Exercise task =>
Without changing a character, return the entries, but not the images they hold.

Exercise materials =>
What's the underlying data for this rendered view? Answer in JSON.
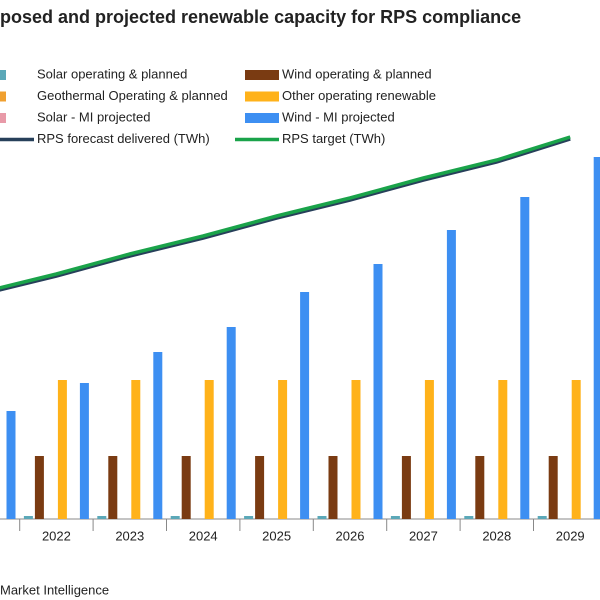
{
  "chart_data": {
    "type": "bar",
    "title": "posed and projected renewable capacity for RPS compliance",
    "source": "Market Intelligence",
    "categories": [
      null,
      "2022",
      "2023",
      "2024",
      "2025",
      "2026",
      "2027",
      "2028",
      "2029"
    ],
    "ylim": [
      0,
      400
    ],
    "y2lim": [
      0,
      400
    ],
    "legend": "top",
    "series": [
      {
        "name": "Solar operating & planned",
        "color": "#5ba8b8",
        "values": [
          3,
          3,
          3,
          3,
          3,
          3,
          3,
          3,
          3
        ]
      },
      {
        "name": "Wind operating & planned",
        "color": "#7a3b12",
        "values": [
          63,
          63,
          63,
          63,
          63,
          63,
          63,
          63,
          63
        ]
      },
      {
        "name": "Geothermal Operating & planned",
        "color": "#f0a030",
        "values": [
          0,
          0,
          0,
          0,
          0,
          0,
          0,
          0,
          0
        ]
      },
      {
        "name": "Other operating renewable",
        "color": "#ffb21a",
        "values": [
          139,
          139,
          139,
          139,
          139,
          139,
          139,
          139,
          139
        ]
      },
      {
        "name": "Solar - MI projected",
        "color": "#e89aa8",
        "values": [
          0,
          0,
          0,
          0,
          0,
          0,
          0,
          0,
          0
        ]
      },
      {
        "name": "Wind - MI projected",
        "color": "#3d8ff2",
        "values": [
          108,
          136,
          167,
          192,
          227,
          255,
          289,
          322,
          362
        ]
      },
      {
        "name": "RPS forecast delivered (TWh)",
        "color": "#27405a",
        "type": "line",
        "axis": "y2",
        "values": [
          225,
          243,
          263,
          281,
          301,
          319,
          339,
          357,
          380
        ]
      },
      {
        "name": "RPS target (TWh)",
        "color": "#1aa34a",
        "type": "line",
        "axis": "y2",
        "values": [
          227,
          245,
          265,
          283,
          303,
          321,
          341,
          359,
          382
        ]
      }
    ]
  }
}
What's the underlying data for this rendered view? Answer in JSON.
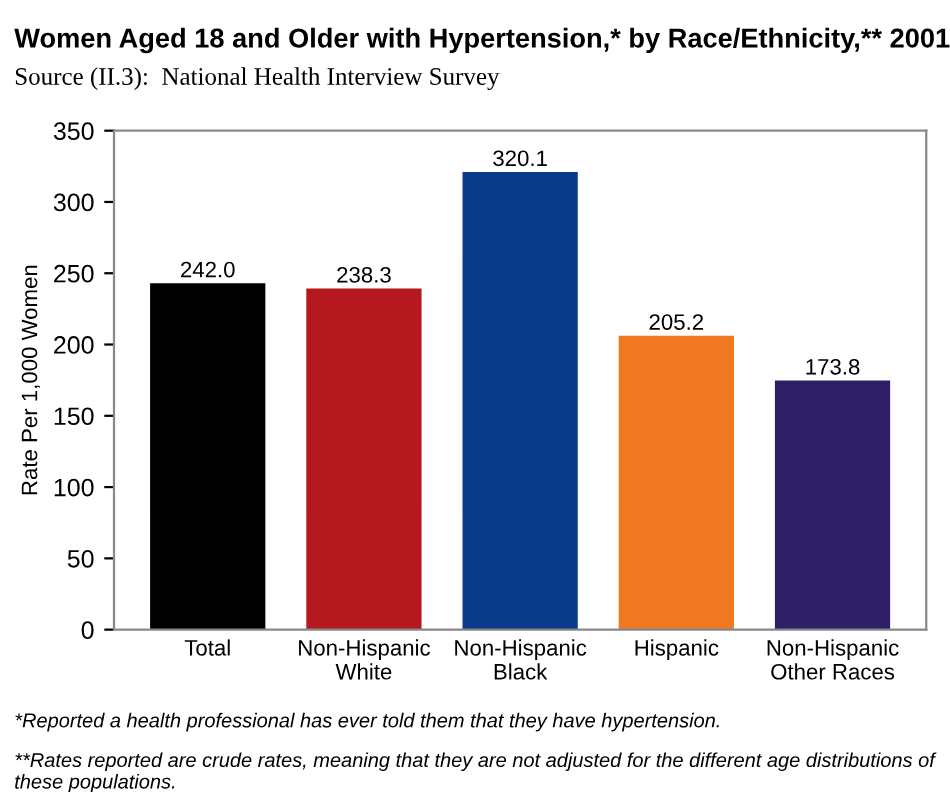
{
  "chart_data": {
    "type": "bar",
    "title": "Women Aged 18 and Older with Hypertension,* by Race/Ethnicity,** 2001",
    "subtitle": "Source (II.3):  National Health Interview Survey",
    "ylabel": "Rate Per 1,000 Women",
    "categories": [
      "Total",
      "Non-Hispanic\nWhite",
      "Non-Hispanic\nBlack",
      "Hispanic",
      "Non-Hispanic\nOther Races"
    ],
    "values": [
      242.0,
      238.3,
      320.1,
      205.2,
      173.8
    ],
    "colors": [
      "#000000",
      "#b5191f",
      "#0a3a8a",
      "#f07820",
      "#2e1f66"
    ],
    "value_labels": [
      "242.0",
      "238.3",
      "320.1",
      "205.2",
      "173.8"
    ],
    "ylim": [
      0,
      350
    ],
    "yticks": [
      0,
      50,
      100,
      150,
      200,
      250,
      300,
      350
    ],
    "grid": false,
    "legend": false,
    "annotations": [
      "*Reported a health professional has ever told them that they have hypertension.",
      "**Rates reported are crude rates, meaning that they are not adjusted for the different age distributions of these populations."
    ]
  }
}
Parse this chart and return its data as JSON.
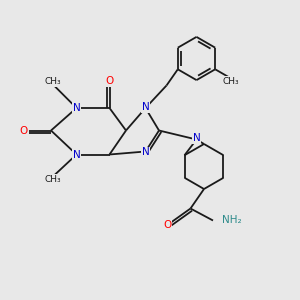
{
  "bg_color": "#e8e8e8",
  "figsize": [
    3.0,
    3.0
  ],
  "dpi": 100,
  "atom_colors": {
    "N": "#0000cc",
    "O": "#ff0000",
    "C": "#1a1a1a",
    "NH2_N": "#2e8b8b"
  },
  "bond_color": "#1a1a1a",
  "bond_lw": 1.3,
  "font_size_atom": 7.5,
  "font_size_methyl": 6.5,
  "xlim": [
    0,
    10
  ],
  "ylim": [
    0,
    10
  ]
}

Exercise answer =>
What's the underlying data for this rendered view? Answer in JSON.
{
  "chart_data": {
    "type": "bar",
    "title": "posed and projected renewable capacity for RPS compliance",
    "source": "Market Intelligence",
    "categories": [
      null,
      "2022",
      "2023",
      "2024",
      "2025",
      "2026",
      "2027",
      "2028",
      "2029"
    ],
    "ylim": [
      0,
      400
    ],
    "y2lim": [
      0,
      400
    ],
    "legend": "top",
    "series": [
      {
        "name": "Solar operating & planned",
        "color": "#5ba8b8",
        "values": [
          3,
          3,
          3,
          3,
          3,
          3,
          3,
          3,
          3
        ]
      },
      {
        "name": "Wind operating & planned",
        "color": "#7a3b12",
        "values": [
          63,
          63,
          63,
          63,
          63,
          63,
          63,
          63,
          63
        ]
      },
      {
        "name": "Geothermal Operating & planned",
        "color": "#f0a030",
        "values": [
          0,
          0,
          0,
          0,
          0,
          0,
          0,
          0,
          0
        ]
      },
      {
        "name": "Other operating renewable",
        "color": "#ffb21a",
        "values": [
          139,
          139,
          139,
          139,
          139,
          139,
          139,
          139,
          139
        ]
      },
      {
        "name": "Solar - MI projected",
        "color": "#e89aa8",
        "values": [
          0,
          0,
          0,
          0,
          0,
          0,
          0,
          0,
          0
        ]
      },
      {
        "name": "Wind - MI projected",
        "color": "#3d8ff2",
        "values": [
          108,
          136,
          167,
          192,
          227,
          255,
          289,
          322,
          362
        ]
      },
      {
        "name": "RPS forecast delivered (TWh)",
        "color": "#27405a",
        "type": "line",
        "axis": "y2",
        "values": [
          225,
          243,
          263,
          281,
          301,
          319,
          339,
          357,
          380
        ]
      },
      {
        "name": "RPS target (TWh)",
        "color": "#1aa34a",
        "type": "line",
        "axis": "y2",
        "values": [
          227,
          245,
          265,
          283,
          303,
          321,
          341,
          359,
          382
        ]
      }
    ]
  }
}
What's the underlying data for this rendered view? Answer in JSON.
{
  "chart_data": {
    "type": "bar",
    "title": "Women Aged 18 and Older with Hypertension,* by Race/Ethnicity,** 2001",
    "subtitle": "Source (II.3):  National Health Interview Survey",
    "ylabel": "Rate Per 1,000 Women",
    "categories": [
      "Total",
      "Non-Hispanic\nWhite",
      "Non-Hispanic\nBlack",
      "Hispanic",
      "Non-Hispanic\nOther Races"
    ],
    "values": [
      242.0,
      238.3,
      320.1,
      205.2,
      173.8
    ],
    "colors": [
      "#000000",
      "#b5191f",
      "#0a3a8a",
      "#f07820",
      "#2e1f66"
    ],
    "value_labels": [
      "242.0",
      "238.3",
      "320.1",
      "205.2",
      "173.8"
    ],
    "ylim": [
      0,
      350
    ],
    "yticks": [
      0,
      50,
      100,
      150,
      200,
      250,
      300,
      350
    ],
    "grid": false,
    "legend": false,
    "annotations": [
      "*Reported a health professional has ever told them that they have hypertension.",
      "**Rates reported are crude rates, meaning that they are not adjusted for the different age distributions of these populations."
    ]
  }
}
Parse this chart and return its data as JSON.
{
  "bg_color": "#e8e8e8",
  "figsize": [
    3.0,
    3.0
  ],
  "dpi": 100,
  "atom_colors": {
    "N": "#0000cc",
    "O": "#ff0000",
    "C": "#1a1a1a",
    "NH2_N": "#2e8b8b"
  },
  "bond_color": "#1a1a1a",
  "bond_lw": 1.3,
  "font_size_atom": 7.5,
  "font_size_methyl": 6.5,
  "xlim": [
    0,
    10
  ],
  "ylim": [
    0,
    10
  ]
}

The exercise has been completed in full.